EXERCISE DIRECTIONS:
Search the material below for the string "הפירעון" and extract each line that has it.

GIVEN RECORDS:
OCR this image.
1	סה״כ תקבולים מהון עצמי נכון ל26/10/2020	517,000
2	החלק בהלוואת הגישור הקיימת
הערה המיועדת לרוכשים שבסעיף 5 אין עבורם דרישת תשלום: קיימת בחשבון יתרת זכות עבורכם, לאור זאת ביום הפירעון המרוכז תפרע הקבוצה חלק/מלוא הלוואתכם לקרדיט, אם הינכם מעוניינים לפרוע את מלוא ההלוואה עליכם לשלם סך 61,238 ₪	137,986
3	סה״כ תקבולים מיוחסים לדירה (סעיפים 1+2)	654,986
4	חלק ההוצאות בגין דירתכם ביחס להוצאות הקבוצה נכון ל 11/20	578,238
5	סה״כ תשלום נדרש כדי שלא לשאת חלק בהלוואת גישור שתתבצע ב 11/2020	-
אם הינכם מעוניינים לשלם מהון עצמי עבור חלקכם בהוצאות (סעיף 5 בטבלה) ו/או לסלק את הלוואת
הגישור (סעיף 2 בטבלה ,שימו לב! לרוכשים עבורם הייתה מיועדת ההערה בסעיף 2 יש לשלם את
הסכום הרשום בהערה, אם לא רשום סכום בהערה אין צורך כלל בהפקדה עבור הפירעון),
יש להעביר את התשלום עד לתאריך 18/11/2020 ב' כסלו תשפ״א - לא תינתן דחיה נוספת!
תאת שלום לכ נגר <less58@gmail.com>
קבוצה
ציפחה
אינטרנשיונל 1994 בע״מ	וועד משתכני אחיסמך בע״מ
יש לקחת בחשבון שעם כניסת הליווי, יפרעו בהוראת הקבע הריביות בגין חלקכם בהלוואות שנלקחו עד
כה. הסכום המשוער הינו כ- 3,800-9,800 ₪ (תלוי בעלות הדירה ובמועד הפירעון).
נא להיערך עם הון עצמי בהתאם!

TASK ANSWER:
הערה המיועדת לרוכשים שבסעיף 5 אין עבורם דרישת תשלום: קיימת בחשבון יתרת זכות עבורכם, לאור זאת ביום הפירעון המרוכז תפרע הקבוצה חלק/מלוא הלוואתכם לקרדיט, אם הינכם מעוניינים לפרוע את מלוא ההלוואה עליכם לשלם סך 61,238 ₪	137,986
הסכום הרשום בהערה, אם לא רשום סכום בהערה אין צורך כלל בהפקדה עבור הפירעון),
כה. הסכום המשוער הינו כ- 3,800-9,800 ₪ (תלוי בעלות הדירה ובמועד הפירעון).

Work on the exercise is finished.